**Written exercise**
Repeat the records below exactly, leaving out any pictures.

Dataset entries
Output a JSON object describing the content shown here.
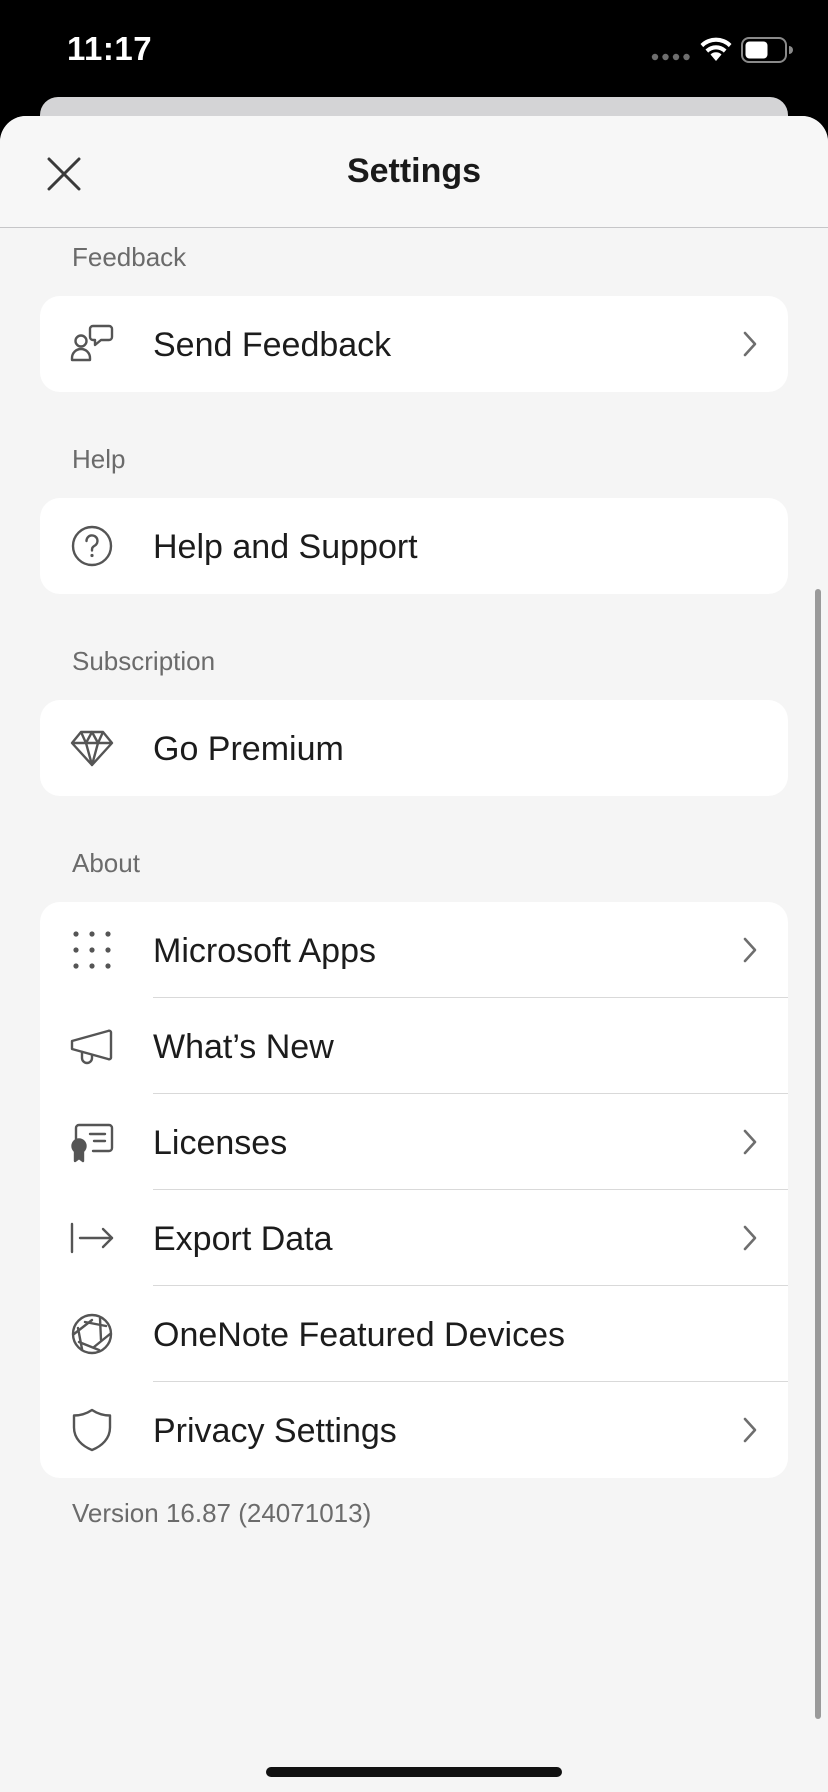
{
  "status_bar": {
    "time": "11:17"
  },
  "header": {
    "title": "Settings",
    "close_icon": "close-icon"
  },
  "sections": {
    "feedback": {
      "label": "Feedback",
      "items": [
        {
          "label": "Send Feedback",
          "icon": "feedback-icon",
          "chevron": true
        }
      ]
    },
    "help": {
      "label": "Help",
      "items": [
        {
          "label": "Help and Support",
          "icon": "question-circle-icon",
          "chevron": false
        }
      ]
    },
    "subscription": {
      "label": "Subscription",
      "items": [
        {
          "label": "Go Premium",
          "icon": "diamond-icon",
          "chevron": false
        }
      ]
    },
    "about": {
      "label": "About",
      "items": [
        {
          "label": "Microsoft Apps",
          "icon": "apps-grid-icon",
          "chevron": true
        },
        {
          "label": "What’s New",
          "icon": "megaphone-icon",
          "chevron": false
        },
        {
          "label": "Licenses",
          "icon": "certificate-icon",
          "chevron": true
        },
        {
          "label": "Export Data",
          "icon": "export-arrow-icon",
          "chevron": true
        },
        {
          "label": "OneNote Featured Devices",
          "icon": "aperture-icon",
          "chevron": false
        },
        {
          "label": "Privacy Settings",
          "icon": "shield-icon",
          "chevron": true
        }
      ]
    }
  },
  "version": "Version 16.87 (24071013)"
}
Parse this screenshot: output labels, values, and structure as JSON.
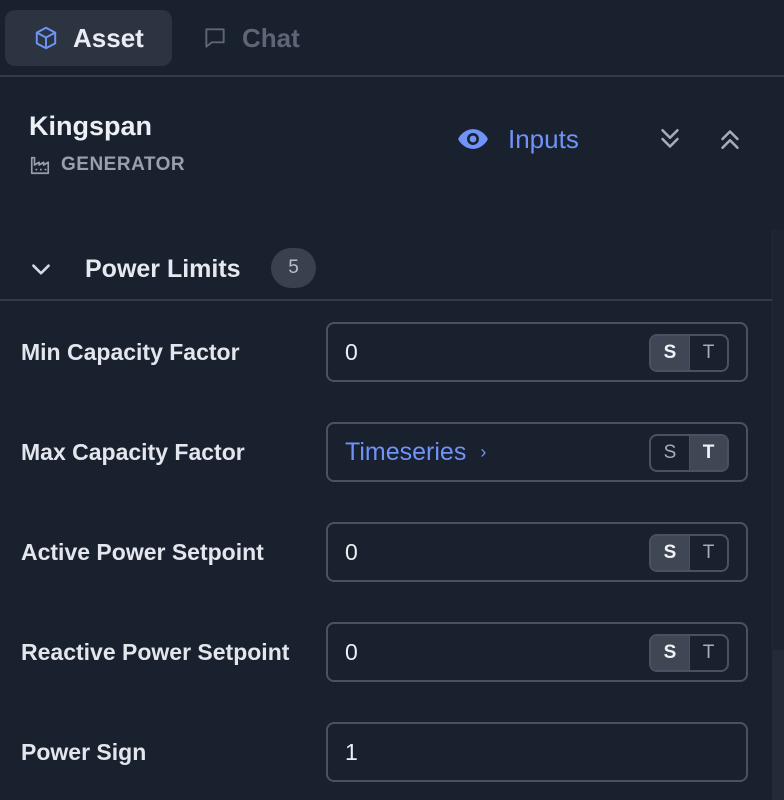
{
  "tabs": [
    {
      "label": "Asset",
      "icon": "cube-icon",
      "active": true
    },
    {
      "label": "Chat",
      "icon": "chat-bubble-icon",
      "active": false
    }
  ],
  "asset": {
    "name": "Kingspan",
    "type": "GENERATOR",
    "type_icon": "factory-icon"
  },
  "header_actions": {
    "inputs_label": "Inputs",
    "inputs_icon": "eye-icon",
    "expand_all_icon": "chevrons-down-icon",
    "collapse_all_icon": "chevrons-up-icon"
  },
  "section": {
    "title": "Power Limits",
    "count": "5"
  },
  "rows": [
    {
      "label": "Min Capacity Factor",
      "value": "0",
      "mode": "S",
      "toggle": [
        "S",
        "T"
      ]
    },
    {
      "label": "Max Capacity Factor",
      "value": "Timeseries",
      "mode": "T",
      "toggle": [
        "S",
        "T"
      ]
    },
    {
      "label": "Active Power Setpoint",
      "value": "0",
      "mode": "S",
      "toggle": [
        "S",
        "T"
      ]
    },
    {
      "label": "Reactive Power Setpoint",
      "value": "0",
      "mode": "S",
      "toggle": [
        "S",
        "T"
      ]
    },
    {
      "label": "Power Sign",
      "value": "1"
    }
  ],
  "colors": {
    "background": "#19202e",
    "accent": "#6f93f7",
    "border": "#4a5261"
  }
}
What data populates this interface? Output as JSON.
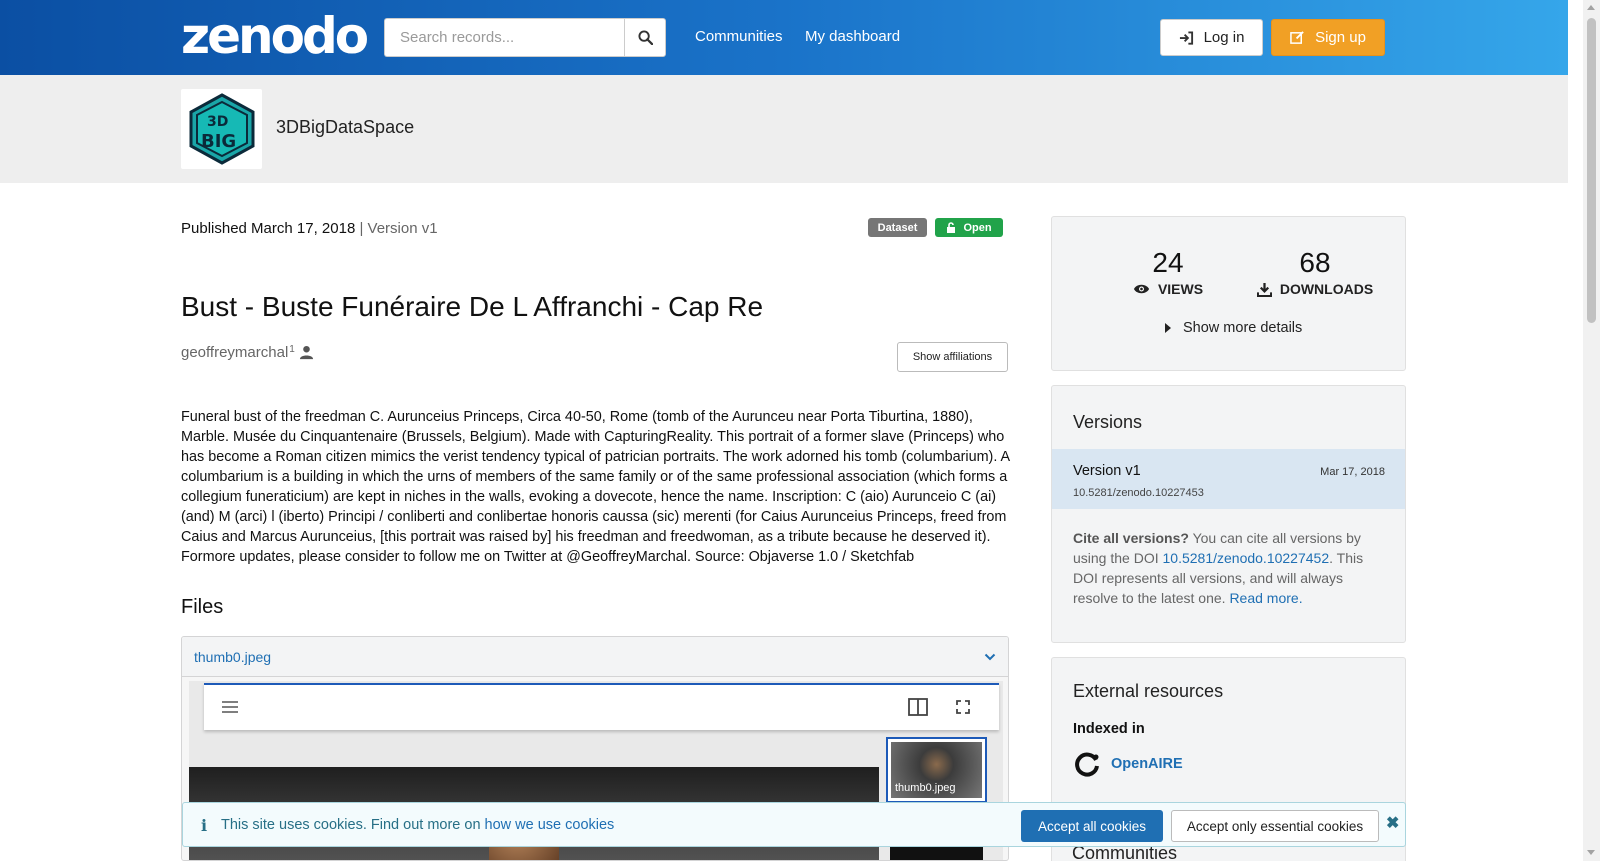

**Exercise solution**
Output a JSON object describing the content shown here.
{
  "status_bar": {
    "time": "11:17"
  },
  "header": {
    "title": "Settings",
    "close_icon": "close-icon"
  },
  "sections": {
    "feedback": {
      "label": "Feedback",
      "items": [
        {
          "label": "Send Feedback",
          "icon": "feedback-icon",
          "chevron": true
        }
      ]
    },
    "help": {
      "label": "Help",
      "items": [
        {
          "label": "Help and Support",
          "icon": "question-circle-icon",
          "chevron": false
        }
      ]
    },
    "subscription": {
      "label": "Subscription",
      "items": [
        {
          "label": "Go Premium",
          "icon": "diamond-icon",
          "chevron": false
        }
      ]
    },
    "about": {
      "label": "About",
      "items": [
        {
          "label": "Microsoft Apps",
          "icon": "apps-grid-icon",
          "chevron": true
        },
        {
          "label": "What’s New",
          "icon": "megaphone-icon",
          "chevron": false
        },
        {
          "label": "Licenses",
          "icon": "certificate-icon",
          "chevron": true
        },
        {
          "label": "Export Data",
          "icon": "export-arrow-icon",
          "chevron": true
        },
        {
          "label": "OneNote Featured Devices",
          "icon": "aperture-icon",
          "chevron": false
        },
        {
          "label": "Privacy Settings",
          "icon": "shield-icon",
          "chevron": true
        }
      ]
    }
  },
  "version": "Version 16.87 (24071013)"
}
Parse this screenshot: output labels, values, and structure as JSON.
{
  "tabs": [
    {
      "label": "Asset",
      "icon": "cube-icon",
      "active": true
    },
    {
      "label": "Chat",
      "icon": "chat-bubble-icon",
      "active": false
    }
  ],
  "asset": {
    "name": "Kingspan",
    "type": "GENERATOR",
    "type_icon": "factory-icon"
  },
  "header_actions": {
    "inputs_label": "Inputs",
    "inputs_icon": "eye-icon",
    "expand_all_icon": "chevrons-down-icon",
    "collapse_all_icon": "chevrons-up-icon"
  },
  "section": {
    "title": "Power Limits",
    "count": "5"
  },
  "rows": [
    {
      "label": "Min Capacity Factor",
      "value": "0",
      "mode": "S",
      "toggle": [
        "S",
        "T"
      ]
    },
    {
      "label": "Max Capacity Factor",
      "value": "Timeseries",
      "mode": "T",
      "toggle": [
        "S",
        "T"
      ]
    },
    {
      "label": "Active Power Setpoint",
      "value": "0",
      "mode": "S",
      "toggle": [
        "S",
        "T"
      ]
    },
    {
      "label": "Reactive Power Setpoint",
      "value": "0",
      "mode": "S",
      "toggle": [
        "S",
        "T"
      ]
    },
    {
      "label": "Power Sign",
      "value": "1"
    }
  ],
  "colors": {
    "background": "#19202e",
    "accent": "#6f93f7",
    "border": "#4a5261"
  }
}
What data populates this interface? Output as JSON.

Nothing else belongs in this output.